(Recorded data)

::::::::::

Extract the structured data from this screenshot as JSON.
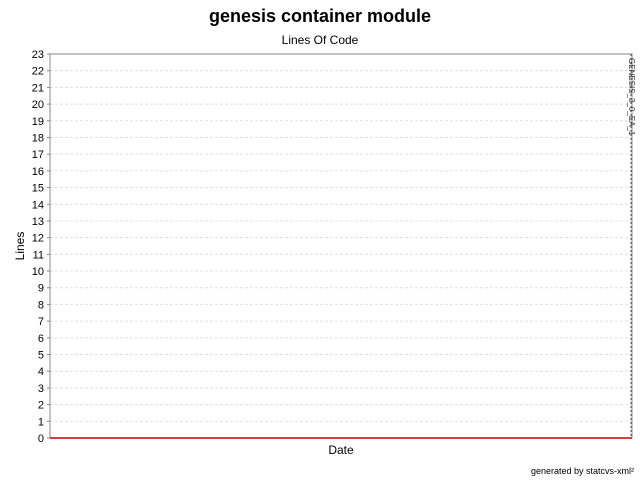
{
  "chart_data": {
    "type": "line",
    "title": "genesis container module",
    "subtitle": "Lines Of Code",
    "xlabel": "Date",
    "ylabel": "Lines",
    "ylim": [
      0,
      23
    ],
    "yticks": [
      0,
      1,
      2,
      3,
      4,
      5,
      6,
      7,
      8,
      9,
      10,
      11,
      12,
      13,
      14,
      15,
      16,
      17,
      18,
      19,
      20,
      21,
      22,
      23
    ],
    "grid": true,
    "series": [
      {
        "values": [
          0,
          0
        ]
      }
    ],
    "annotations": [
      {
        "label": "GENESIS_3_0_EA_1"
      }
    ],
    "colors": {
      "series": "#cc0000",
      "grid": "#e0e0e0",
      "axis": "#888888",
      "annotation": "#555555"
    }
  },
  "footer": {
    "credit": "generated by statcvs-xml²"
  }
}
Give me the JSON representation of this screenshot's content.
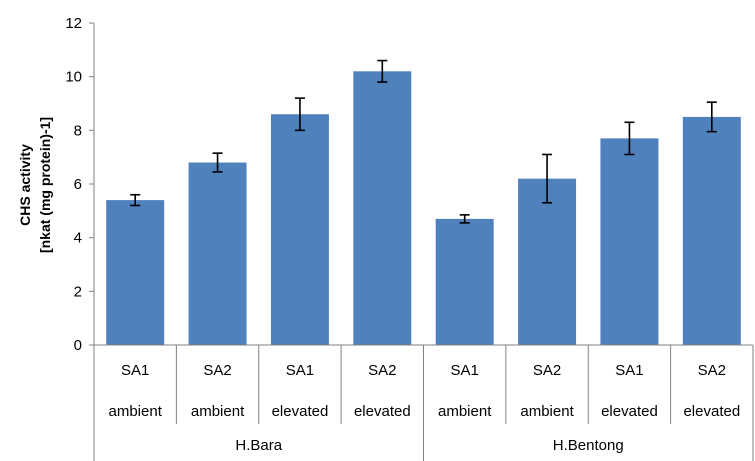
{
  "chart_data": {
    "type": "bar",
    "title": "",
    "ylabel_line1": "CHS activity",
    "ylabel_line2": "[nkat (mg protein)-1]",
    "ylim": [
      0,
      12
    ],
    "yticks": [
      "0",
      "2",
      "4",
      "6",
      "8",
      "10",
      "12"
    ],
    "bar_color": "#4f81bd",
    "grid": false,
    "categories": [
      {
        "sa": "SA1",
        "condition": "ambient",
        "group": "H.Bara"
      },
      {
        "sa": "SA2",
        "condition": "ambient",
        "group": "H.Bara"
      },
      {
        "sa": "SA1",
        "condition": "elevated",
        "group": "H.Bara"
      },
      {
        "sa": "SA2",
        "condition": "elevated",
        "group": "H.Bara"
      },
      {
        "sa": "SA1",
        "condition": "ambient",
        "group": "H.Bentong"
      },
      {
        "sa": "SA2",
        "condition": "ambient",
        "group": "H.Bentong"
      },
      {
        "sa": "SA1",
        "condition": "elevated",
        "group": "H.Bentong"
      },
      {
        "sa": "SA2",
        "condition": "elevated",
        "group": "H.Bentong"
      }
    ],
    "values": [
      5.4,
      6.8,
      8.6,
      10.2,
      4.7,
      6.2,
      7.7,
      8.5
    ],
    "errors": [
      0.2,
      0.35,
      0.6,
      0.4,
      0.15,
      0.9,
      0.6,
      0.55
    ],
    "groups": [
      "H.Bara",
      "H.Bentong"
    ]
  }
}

::::::::::

Line by line, write out the data above exactly, without the pictures.

-- Written reply --
Extract the structured data from this screenshot as JSON.
{
  "chart_data": {
    "type": "line",
    "title": "genesis container module",
    "subtitle": "Lines Of Code",
    "xlabel": "Date",
    "ylabel": "Lines",
    "ylim": [
      0,
      23
    ],
    "yticks": [
      0,
      1,
      2,
      3,
      4,
      5,
      6,
      7,
      8,
      9,
      10,
      11,
      12,
      13,
      14,
      15,
      16,
      17,
      18,
      19,
      20,
      21,
      22,
      23
    ],
    "grid": true,
    "series": [
      {
        "values": [
          0,
          0
        ]
      }
    ],
    "annotations": [
      {
        "label": "GENESIS_3_0_EA_1"
      }
    ],
    "colors": {
      "series": "#cc0000",
      "grid": "#e0e0e0",
      "axis": "#888888",
      "annotation": "#555555"
    }
  },
  "footer": {
    "credit": "generated by statcvs-xml²"
  }
}
Give me the JSON representation of this screenshot's content.
{
  "chart_data": {
    "type": "bar",
    "title": "",
    "ylabel_line1": "CHS activity",
    "ylabel_line2": "[nkat (mg protein)-1]",
    "ylim": [
      0,
      12
    ],
    "yticks": [
      "0",
      "2",
      "4",
      "6",
      "8",
      "10",
      "12"
    ],
    "bar_color": "#4f81bd",
    "grid": false,
    "categories": [
      {
        "sa": "SA1",
        "condition": "ambient",
        "group": "H.Bara"
      },
      {
        "sa": "SA2",
        "condition": "ambient",
        "group": "H.Bara"
      },
      {
        "sa": "SA1",
        "condition": "elevated",
        "group": "H.Bara"
      },
      {
        "sa": "SA2",
        "condition": "elevated",
        "group": "H.Bara"
      },
      {
        "sa": "SA1",
        "condition": "ambient",
        "group": "H.Bentong"
      },
      {
        "sa": "SA2",
        "condition": "ambient",
        "group": "H.Bentong"
      },
      {
        "sa": "SA1",
        "condition": "elevated",
        "group": "H.Bentong"
      },
      {
        "sa": "SA2",
        "condition": "elevated",
        "group": "H.Bentong"
      }
    ],
    "values": [
      5.4,
      6.8,
      8.6,
      10.2,
      4.7,
      6.2,
      7.7,
      8.5
    ],
    "errors": [
      0.2,
      0.35,
      0.6,
      0.4,
      0.15,
      0.9,
      0.6,
      0.55
    ],
    "groups": [
      "H.Bara",
      "H.Bentong"
    ]
  }
}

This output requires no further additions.